* REQUIRED TASK *
Pick out and copy every line in the items below that contains the string "title". Case counts.

* SUPPLIED MATERIAL *

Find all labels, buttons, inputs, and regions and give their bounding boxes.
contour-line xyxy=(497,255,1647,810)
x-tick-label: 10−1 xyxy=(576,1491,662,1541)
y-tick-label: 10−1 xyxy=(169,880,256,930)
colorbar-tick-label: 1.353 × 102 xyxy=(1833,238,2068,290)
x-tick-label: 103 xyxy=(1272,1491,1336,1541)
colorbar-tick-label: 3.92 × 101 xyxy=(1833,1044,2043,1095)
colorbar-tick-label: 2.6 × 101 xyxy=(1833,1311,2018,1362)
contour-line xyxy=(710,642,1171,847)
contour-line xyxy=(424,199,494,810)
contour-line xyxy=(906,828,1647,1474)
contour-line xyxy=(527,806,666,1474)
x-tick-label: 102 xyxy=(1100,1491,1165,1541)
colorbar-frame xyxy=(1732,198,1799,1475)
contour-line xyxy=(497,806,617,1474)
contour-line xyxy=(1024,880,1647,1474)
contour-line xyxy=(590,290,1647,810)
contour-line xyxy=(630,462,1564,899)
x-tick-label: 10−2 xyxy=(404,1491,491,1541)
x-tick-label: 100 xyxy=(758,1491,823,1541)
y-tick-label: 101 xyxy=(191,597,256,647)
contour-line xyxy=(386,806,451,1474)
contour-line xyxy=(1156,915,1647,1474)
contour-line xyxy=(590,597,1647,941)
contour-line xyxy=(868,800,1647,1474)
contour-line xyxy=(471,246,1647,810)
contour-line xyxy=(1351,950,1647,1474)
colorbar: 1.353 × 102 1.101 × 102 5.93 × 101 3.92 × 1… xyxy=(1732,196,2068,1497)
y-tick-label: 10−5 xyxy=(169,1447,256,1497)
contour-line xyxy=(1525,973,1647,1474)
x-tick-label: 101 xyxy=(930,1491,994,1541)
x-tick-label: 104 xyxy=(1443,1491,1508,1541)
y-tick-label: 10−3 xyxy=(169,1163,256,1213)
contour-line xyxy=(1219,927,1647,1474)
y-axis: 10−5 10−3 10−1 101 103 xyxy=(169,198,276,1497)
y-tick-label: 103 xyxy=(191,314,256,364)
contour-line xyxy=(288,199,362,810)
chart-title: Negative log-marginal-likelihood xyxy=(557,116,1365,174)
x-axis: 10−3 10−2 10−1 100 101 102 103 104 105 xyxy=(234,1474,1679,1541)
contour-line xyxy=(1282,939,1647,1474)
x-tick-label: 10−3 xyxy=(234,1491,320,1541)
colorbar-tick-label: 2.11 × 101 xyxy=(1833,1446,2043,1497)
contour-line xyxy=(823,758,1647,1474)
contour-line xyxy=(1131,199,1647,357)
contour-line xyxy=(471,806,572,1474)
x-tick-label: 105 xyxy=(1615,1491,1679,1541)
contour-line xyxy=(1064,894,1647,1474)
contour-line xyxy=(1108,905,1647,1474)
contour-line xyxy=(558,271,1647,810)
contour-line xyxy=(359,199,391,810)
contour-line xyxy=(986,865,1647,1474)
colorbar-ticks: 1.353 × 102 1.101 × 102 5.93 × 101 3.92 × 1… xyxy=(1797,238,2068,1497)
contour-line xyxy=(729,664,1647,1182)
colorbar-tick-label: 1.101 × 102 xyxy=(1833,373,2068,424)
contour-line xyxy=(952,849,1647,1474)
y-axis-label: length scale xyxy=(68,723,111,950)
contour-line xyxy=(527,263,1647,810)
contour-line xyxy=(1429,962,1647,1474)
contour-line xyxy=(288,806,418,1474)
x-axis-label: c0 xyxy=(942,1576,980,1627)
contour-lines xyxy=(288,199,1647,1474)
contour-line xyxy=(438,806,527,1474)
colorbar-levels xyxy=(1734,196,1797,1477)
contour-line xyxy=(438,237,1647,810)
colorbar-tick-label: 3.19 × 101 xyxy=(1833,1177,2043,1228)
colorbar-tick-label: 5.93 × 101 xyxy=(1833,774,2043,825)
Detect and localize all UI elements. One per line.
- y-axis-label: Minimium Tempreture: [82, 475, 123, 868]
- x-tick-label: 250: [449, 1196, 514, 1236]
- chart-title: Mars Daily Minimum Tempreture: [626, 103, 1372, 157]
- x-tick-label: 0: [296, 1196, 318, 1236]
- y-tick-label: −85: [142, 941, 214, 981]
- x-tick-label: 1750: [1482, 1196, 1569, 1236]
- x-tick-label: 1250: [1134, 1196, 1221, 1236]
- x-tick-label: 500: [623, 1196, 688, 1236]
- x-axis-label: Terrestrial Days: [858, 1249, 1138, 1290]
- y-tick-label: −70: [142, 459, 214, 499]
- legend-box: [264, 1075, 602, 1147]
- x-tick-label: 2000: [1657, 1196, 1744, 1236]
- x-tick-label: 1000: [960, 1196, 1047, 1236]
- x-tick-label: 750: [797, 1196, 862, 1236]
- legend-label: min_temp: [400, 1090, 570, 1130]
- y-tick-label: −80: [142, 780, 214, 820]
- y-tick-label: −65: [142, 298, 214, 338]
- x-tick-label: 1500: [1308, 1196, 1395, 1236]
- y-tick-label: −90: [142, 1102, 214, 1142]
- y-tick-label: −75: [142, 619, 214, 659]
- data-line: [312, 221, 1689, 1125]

* EXERCISE RESPONSE *
chart-title: Negative log-marginal-likelihood xyxy=(557,116,1365,174)
- chart-title: Mars Daily Minimum Tempreture: [626, 103, 1372, 157]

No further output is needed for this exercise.